MATERIAL FOR THE TASK —
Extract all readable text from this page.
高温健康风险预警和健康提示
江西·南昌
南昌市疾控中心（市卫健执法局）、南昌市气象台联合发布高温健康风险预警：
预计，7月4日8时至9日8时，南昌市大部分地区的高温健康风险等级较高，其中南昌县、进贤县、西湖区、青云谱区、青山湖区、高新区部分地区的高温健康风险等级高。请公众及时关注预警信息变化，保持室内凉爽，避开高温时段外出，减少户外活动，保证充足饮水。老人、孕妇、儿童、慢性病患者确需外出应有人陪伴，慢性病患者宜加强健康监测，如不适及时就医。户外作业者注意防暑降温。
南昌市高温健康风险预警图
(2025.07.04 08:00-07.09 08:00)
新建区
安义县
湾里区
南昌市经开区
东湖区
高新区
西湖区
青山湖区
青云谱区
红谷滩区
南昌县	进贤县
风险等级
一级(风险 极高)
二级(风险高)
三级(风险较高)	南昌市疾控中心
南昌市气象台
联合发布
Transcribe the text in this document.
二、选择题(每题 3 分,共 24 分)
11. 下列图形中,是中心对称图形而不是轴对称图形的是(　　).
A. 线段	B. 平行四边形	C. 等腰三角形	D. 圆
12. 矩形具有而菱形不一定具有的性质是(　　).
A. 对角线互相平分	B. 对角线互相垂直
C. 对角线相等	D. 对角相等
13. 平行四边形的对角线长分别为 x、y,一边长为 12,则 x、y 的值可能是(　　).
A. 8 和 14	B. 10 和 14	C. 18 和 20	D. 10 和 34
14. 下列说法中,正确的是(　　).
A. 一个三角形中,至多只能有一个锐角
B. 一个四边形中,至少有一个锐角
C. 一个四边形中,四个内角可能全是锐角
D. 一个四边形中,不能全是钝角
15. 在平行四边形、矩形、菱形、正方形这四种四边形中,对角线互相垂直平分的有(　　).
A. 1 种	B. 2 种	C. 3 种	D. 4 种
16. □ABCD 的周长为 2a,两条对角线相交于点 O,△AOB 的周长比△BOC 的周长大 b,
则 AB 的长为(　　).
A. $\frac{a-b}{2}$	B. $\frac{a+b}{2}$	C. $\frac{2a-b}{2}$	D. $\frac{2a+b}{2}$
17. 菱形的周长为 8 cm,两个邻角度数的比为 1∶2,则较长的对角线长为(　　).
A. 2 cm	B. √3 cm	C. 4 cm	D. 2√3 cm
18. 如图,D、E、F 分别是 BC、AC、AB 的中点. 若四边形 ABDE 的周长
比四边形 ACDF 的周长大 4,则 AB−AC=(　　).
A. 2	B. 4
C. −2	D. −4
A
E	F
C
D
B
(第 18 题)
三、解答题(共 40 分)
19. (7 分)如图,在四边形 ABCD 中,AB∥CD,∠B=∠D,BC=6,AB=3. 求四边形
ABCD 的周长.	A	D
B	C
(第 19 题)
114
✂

EXERCISE PROMPT —
Retype the data exactly as given.

ANSWER FOR THE TASK —
Extract all readable text from this page.
高温健康风险预警和健康提示
江西·南昌
南昌市疾控中心（市卫健执法局）、南昌市气象台联合发布高温健康风险预警：
预计，7月4日8时至9日8时，南昌市大部分地区的高温健康风险等级较高，其中南昌县、进贤县、西湖区、青云谱区、青山湖区、高新区部分地区的高温健康风险等级高。请公众及时关注预警信息变化，保持室内凉爽，避开高温时段外出，减少户外活动，保证充足饮水。老人、孕妇、儿童、慢性病患者确需外出应有人陪伴，慢性病患者宜加强健康监测，如不适及时就医。户外作业者注意防暑降温。
南昌市高温健康风险预警图
(2025.07.04 08:00-07.09 08:00)
新建区
安义县
湾里区
南昌市经开区
东湖区
高新区
西湖区
青山湖区
青云谱区
红谷滩区
南昌县	进贤县
风险等级
一级(风险 极高)
二级(风险高)
三级(风险较高)	南昌市疾控中心
南昌市气象台
联合发布
Transcribe the text in this document.
二、选择题(每题 3 分,共 24 分)
11. 下列图形中,是中心对称图形而不是轴对称图形的是(　　).
A. 线段	B. 平行四边形	C. 等腰三角形	D. 圆
12. 矩形具有而菱形不一定具有的性质是(　　).
A. 对角线互相平分	B. 对角线互相垂直
C. 对角线相等	D. 对角相等
13. 平行四边形的对角线长分别为 x、y,一边长为 12,则 x、y 的值可能是(　　).
A. 8 和 14	B. 10 和 14	C. 18 和 20	D. 10 和 34
14. 下列说法中,正确的是(　　).
A. 一个三角形中,至多只能有一个锐角
B. 一个四边形中,至少有一个锐角
C. 一个四边形中,四个内角可能全是锐角
D. 一个四边形中,不能全是钝角
15. 在平行四边形、矩形、菱形、正方形这四种四边形中,对角线互相垂直平分的有(　　).
A. 1 种	B. 2 种	C. 3 种	D. 4 种
16. □ABCD 的周长为 2a,两条对角线相交于点 O,△AOB 的周长比△BOC 的周长大 b,
则 AB 的长为(　　).
A. $\frac{a-b}{2}$	B. $\frac{a+b}{2}$	C. $\frac{2a-b}{2}$	D. $\frac{2a+b}{2}$
17. 菱形的周长为 8 cm,两个邻角度数的比为 1∶2,则较长的对角线长为(　　).
A. 2 cm	B. √3 cm	C. 4 cm	D. 2√3 cm
18. 如图,D、E、F 分别是 BC、AC、AB 的中点. 若四边形 ABDE 的周长
比四边形 ACDF 的周长大 4,则 AB−AC=(　　).
A. 2	B. 4
C. −2	D. −4
A
E	F
C
D
B
(第 18 题)
三、解答题(共 40 分)
19. (7 分)如图,在四边形 ABCD 中,AB∥CD,∠B=∠D,BC=6,AB=3. 求四边形
ABCD 的周长.	A	D
B	C
(第 19 题)
114
✂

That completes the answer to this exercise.